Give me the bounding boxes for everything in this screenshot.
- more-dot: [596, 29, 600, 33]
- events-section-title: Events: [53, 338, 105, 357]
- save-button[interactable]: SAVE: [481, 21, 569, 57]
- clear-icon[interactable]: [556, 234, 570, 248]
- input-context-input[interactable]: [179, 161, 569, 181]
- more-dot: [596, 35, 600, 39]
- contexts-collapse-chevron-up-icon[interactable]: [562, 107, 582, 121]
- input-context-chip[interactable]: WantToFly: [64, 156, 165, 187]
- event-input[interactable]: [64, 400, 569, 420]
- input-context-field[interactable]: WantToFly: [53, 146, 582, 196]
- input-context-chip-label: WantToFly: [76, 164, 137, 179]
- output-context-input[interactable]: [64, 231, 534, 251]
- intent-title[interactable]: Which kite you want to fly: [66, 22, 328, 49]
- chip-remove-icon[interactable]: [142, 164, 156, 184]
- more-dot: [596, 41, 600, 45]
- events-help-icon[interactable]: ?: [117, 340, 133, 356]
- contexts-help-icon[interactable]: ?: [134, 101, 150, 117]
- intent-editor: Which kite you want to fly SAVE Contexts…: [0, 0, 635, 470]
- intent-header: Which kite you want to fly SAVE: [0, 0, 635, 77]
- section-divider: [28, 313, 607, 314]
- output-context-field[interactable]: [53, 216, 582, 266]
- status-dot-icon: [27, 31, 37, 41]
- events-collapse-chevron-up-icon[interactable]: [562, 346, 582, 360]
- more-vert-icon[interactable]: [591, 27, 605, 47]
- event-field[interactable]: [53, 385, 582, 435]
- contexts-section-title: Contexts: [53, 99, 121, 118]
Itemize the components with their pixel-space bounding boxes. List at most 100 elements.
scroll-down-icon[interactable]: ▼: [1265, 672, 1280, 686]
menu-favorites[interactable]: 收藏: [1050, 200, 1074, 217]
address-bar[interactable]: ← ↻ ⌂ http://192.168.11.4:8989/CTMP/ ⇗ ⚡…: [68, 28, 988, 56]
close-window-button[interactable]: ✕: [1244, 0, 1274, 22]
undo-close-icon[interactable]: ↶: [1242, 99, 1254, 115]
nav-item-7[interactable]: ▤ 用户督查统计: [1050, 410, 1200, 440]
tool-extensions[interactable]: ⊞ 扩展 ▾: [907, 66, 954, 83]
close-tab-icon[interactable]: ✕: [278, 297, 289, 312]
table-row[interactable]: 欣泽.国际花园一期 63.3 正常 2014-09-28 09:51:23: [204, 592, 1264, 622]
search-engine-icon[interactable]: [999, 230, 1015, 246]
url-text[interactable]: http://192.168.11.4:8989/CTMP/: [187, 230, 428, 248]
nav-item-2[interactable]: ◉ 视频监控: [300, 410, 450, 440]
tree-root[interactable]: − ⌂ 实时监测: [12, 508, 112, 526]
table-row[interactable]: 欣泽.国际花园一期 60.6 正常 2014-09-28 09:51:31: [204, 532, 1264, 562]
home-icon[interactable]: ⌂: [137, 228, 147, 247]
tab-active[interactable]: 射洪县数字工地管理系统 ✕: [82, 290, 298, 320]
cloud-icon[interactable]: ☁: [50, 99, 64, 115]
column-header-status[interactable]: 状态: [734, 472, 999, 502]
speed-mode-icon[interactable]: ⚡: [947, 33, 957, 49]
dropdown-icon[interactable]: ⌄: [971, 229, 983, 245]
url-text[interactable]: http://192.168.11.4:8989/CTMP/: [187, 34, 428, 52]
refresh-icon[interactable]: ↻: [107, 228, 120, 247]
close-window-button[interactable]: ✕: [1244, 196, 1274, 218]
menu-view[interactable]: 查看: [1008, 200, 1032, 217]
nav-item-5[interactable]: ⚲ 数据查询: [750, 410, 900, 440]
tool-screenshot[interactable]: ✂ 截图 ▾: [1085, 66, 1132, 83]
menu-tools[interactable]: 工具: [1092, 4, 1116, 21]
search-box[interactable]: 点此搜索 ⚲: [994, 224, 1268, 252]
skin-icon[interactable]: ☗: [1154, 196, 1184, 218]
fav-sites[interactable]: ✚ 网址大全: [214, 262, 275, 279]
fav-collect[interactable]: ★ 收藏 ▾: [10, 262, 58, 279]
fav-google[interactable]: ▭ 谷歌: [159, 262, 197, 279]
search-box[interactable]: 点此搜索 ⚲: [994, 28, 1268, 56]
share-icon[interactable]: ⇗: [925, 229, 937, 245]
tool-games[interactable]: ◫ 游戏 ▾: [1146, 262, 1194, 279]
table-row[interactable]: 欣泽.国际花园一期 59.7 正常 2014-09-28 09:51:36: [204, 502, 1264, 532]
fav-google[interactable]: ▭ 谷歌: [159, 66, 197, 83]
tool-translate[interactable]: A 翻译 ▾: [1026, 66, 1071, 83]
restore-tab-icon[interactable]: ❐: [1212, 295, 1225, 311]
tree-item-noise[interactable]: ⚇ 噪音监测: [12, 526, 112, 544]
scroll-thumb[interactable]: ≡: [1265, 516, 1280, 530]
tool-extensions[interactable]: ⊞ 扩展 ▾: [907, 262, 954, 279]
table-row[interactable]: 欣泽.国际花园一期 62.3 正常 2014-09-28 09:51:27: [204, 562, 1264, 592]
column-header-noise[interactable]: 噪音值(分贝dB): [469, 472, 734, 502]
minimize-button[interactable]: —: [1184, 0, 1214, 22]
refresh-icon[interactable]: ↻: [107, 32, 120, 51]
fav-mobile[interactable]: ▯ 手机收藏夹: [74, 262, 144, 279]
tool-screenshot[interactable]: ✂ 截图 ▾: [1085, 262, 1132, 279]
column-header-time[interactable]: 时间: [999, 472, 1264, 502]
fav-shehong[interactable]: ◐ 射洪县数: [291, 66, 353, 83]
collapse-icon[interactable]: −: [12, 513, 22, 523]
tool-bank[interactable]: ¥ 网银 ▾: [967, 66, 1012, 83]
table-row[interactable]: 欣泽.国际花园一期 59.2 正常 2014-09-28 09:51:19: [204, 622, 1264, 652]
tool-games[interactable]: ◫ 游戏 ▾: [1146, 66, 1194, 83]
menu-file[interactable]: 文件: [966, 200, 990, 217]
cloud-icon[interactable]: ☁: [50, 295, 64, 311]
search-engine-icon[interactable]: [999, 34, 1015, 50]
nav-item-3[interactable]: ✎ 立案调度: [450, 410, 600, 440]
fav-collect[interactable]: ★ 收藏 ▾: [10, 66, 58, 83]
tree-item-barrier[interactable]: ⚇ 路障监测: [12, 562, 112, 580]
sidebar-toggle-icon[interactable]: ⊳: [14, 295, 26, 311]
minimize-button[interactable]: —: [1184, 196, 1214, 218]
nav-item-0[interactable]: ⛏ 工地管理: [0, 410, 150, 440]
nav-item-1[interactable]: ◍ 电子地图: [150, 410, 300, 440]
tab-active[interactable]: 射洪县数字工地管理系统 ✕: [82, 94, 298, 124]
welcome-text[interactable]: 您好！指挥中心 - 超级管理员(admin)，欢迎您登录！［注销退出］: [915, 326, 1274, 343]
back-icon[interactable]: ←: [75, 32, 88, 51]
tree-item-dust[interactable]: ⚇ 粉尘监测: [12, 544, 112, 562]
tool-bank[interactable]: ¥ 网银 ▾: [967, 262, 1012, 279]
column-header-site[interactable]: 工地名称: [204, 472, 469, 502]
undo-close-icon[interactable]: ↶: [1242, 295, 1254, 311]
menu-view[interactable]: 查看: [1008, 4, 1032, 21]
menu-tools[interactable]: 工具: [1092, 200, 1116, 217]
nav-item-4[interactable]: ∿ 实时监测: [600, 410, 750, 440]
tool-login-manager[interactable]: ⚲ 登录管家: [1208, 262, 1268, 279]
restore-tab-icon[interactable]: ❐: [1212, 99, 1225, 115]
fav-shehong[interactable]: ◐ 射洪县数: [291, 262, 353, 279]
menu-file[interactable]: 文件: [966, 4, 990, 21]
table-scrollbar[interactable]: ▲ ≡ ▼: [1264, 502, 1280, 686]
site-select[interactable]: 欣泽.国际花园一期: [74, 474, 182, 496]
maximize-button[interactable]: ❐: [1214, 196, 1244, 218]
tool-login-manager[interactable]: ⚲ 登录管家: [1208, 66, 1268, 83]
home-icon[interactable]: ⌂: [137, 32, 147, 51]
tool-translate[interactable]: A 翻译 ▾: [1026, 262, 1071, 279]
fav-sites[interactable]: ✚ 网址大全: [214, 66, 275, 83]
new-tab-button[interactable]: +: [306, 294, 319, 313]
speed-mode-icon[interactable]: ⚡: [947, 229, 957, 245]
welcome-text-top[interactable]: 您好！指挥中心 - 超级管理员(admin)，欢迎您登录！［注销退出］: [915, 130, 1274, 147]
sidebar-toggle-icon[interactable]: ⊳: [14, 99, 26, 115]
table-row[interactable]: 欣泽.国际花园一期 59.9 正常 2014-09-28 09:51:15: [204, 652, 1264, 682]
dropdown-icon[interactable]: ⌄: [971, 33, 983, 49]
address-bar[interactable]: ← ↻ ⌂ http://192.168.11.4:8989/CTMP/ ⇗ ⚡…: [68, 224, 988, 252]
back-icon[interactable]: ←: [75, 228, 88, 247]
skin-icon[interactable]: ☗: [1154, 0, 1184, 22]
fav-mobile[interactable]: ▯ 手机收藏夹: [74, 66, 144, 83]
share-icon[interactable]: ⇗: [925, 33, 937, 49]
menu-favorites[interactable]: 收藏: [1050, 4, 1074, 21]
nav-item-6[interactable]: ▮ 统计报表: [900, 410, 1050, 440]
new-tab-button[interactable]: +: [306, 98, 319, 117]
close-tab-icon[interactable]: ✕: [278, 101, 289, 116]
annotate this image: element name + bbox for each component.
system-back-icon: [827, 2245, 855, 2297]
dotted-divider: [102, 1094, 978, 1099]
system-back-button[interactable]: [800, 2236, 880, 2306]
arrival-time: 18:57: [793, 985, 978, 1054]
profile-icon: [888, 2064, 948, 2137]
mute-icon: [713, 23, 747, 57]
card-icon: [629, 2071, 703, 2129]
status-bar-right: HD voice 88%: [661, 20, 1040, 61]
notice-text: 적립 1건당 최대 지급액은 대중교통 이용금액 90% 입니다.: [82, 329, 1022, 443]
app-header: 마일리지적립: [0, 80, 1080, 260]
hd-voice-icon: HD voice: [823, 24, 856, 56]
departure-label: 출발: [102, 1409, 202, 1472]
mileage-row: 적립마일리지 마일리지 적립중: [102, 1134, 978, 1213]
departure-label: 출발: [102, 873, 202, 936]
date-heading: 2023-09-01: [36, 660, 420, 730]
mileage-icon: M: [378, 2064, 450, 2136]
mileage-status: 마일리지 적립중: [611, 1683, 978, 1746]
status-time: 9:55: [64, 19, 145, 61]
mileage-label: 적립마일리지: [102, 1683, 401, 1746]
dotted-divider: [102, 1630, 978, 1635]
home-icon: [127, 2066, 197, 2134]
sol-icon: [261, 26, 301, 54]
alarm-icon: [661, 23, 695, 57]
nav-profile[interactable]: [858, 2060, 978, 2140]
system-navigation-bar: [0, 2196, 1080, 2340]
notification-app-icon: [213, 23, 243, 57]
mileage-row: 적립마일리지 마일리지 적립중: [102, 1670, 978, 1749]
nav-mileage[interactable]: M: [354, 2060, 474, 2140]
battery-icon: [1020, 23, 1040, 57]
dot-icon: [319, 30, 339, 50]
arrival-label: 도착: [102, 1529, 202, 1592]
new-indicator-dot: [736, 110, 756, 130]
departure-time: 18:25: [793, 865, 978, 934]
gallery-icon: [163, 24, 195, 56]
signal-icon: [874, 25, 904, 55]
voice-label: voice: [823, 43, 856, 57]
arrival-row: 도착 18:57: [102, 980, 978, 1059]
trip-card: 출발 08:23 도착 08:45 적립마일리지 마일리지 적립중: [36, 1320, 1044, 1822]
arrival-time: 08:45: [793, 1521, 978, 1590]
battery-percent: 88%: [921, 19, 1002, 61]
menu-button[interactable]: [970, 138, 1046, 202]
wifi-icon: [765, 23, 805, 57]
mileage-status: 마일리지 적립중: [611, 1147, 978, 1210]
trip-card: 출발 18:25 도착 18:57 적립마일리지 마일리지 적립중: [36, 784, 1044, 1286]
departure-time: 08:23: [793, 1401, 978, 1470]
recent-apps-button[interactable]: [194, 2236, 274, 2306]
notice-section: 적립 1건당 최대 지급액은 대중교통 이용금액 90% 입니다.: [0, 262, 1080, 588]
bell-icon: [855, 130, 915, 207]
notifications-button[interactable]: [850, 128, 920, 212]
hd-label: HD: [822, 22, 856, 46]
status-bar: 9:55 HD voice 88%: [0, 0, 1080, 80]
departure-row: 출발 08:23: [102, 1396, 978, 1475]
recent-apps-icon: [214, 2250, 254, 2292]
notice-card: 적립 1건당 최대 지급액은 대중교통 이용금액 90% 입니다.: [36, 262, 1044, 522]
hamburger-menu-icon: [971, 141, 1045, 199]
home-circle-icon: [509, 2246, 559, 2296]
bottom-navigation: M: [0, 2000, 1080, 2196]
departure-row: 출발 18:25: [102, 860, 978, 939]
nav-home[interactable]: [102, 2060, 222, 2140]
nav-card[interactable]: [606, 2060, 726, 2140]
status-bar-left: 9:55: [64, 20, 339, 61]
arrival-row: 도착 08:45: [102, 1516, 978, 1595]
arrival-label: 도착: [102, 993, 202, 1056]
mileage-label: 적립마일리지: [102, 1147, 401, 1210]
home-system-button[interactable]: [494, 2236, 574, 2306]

Task prompt:
Arrange everything from the start of the material down to and including the line containing "- contexts-help-icon[interactable]: ?: [134, 101, 150, 117]" as a Markdown table with the columns Row and Entry, leaving out blank lines.

Solution:
| Row | Entry |
|---|---|
| 1 | Give me the bounding boxes for everything in this screenshot. |
| 2 | - more-dot: [596, 29, 600, 33] |
| 3 | - events-section-title: Events: [53, 338, 105, 357] |
| 4 | - save-button[interactable]: SAVE: [481, 21, 569, 57] |
| 5 | - clear-icon[interactable]: [556, 234, 570, 248] |
| 6 | - input-context-input[interactable]: [179, 161, 569, 181] |
| 7 | - more-dot: [596, 35, 600, 39] |
| 8 | - contexts-collapse-chevron-up-icon[interactable]: [562, 107, 582, 121] |
| 9 | - input-context-chip[interactable]: WantToFly: [64, 156, 165, 187] |
| 10 | - event-input[interactable]: [64, 400, 569, 420] |
| 11 | - input-context-field[interactable]: WantToFly: [53, 146, 582, 196] |
| 12 | - input-context-chip-label: WantToFly: [76, 164, 137, 179] |
| 13 | - output-context-input[interactable]: [64, 231, 534, 251] |
| 14 | - intent-title[interactable]: Which kite you want to fly: [66, 22, 328, 49] |
| 15 | - chip-remove-icon[interactable]: [142, 164, 156, 184] |
| 16 | - more-dot: [596, 41, 600, 45] |
| 17 | - events-help-icon[interactable]: ?: [117, 340, 133, 356] |
| 18 | - contexts-help-icon[interactable]: ?: [134, 101, 150, 117] |